What is expected - How many lines of the data include the string "选择文件"? State the number and nothing else.

Data records -
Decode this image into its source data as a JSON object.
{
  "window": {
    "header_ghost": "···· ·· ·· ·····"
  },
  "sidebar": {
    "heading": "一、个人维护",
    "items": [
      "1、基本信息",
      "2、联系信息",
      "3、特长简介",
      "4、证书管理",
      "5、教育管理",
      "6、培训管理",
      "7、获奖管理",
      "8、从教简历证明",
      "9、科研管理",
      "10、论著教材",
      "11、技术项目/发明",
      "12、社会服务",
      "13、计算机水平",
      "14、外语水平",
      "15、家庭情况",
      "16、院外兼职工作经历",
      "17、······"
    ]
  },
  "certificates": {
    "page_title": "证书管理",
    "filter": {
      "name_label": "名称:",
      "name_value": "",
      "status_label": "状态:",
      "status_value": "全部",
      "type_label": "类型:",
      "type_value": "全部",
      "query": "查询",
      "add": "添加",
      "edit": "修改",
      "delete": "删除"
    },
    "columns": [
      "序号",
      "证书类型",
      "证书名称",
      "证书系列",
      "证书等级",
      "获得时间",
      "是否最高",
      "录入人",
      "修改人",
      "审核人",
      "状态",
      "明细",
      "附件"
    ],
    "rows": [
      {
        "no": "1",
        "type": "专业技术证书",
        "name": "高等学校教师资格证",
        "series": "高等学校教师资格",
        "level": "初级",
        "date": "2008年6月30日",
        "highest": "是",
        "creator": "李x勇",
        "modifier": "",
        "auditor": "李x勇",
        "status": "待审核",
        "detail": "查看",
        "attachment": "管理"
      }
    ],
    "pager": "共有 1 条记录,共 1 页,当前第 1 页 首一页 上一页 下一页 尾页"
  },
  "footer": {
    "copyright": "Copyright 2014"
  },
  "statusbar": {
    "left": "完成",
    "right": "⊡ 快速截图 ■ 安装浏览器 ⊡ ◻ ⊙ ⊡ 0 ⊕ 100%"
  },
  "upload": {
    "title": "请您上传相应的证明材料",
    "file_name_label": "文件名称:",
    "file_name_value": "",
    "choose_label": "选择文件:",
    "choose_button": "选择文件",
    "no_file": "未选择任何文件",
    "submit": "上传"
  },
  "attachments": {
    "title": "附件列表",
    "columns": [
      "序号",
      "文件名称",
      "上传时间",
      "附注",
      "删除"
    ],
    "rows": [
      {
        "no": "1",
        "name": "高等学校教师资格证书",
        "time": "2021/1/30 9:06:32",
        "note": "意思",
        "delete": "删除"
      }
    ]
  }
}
==
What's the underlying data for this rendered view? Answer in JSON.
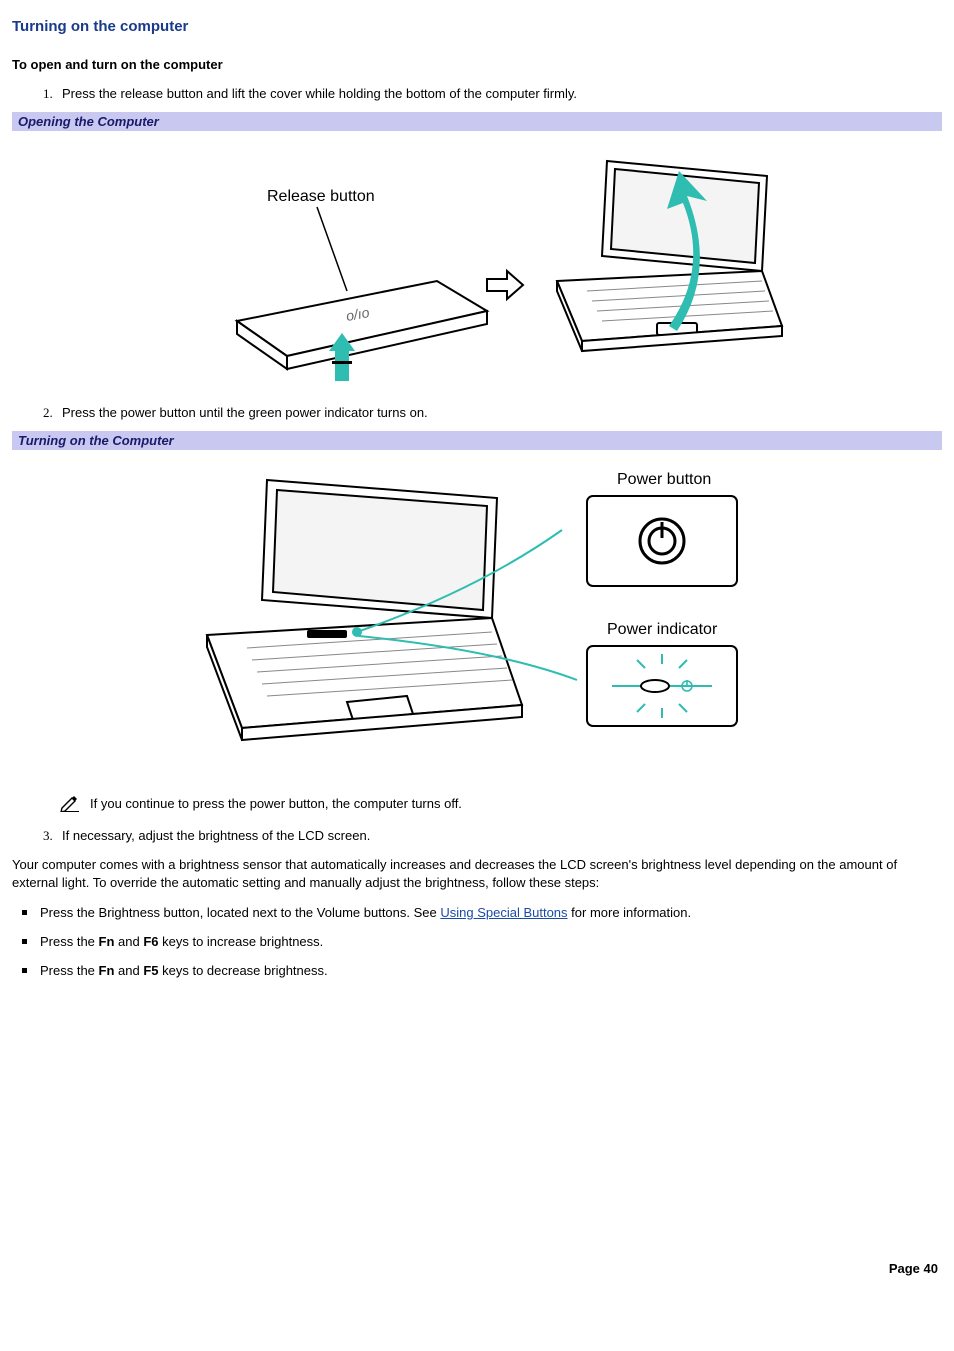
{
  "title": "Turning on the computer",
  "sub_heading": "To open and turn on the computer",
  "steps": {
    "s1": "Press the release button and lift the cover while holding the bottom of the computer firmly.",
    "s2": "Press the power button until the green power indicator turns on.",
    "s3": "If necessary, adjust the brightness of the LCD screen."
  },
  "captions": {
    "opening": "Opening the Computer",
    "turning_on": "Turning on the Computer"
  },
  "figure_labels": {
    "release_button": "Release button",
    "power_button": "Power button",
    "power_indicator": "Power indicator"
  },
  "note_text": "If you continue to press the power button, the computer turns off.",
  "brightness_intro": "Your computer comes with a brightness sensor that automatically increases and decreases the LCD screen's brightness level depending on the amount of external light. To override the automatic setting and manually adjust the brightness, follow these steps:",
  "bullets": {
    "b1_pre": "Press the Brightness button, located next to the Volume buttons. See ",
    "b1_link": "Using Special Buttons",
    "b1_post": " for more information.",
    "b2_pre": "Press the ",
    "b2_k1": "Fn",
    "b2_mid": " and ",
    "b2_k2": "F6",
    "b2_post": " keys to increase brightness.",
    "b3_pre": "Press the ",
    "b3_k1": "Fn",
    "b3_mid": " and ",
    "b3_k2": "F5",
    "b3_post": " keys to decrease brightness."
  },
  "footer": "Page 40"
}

Reply - 2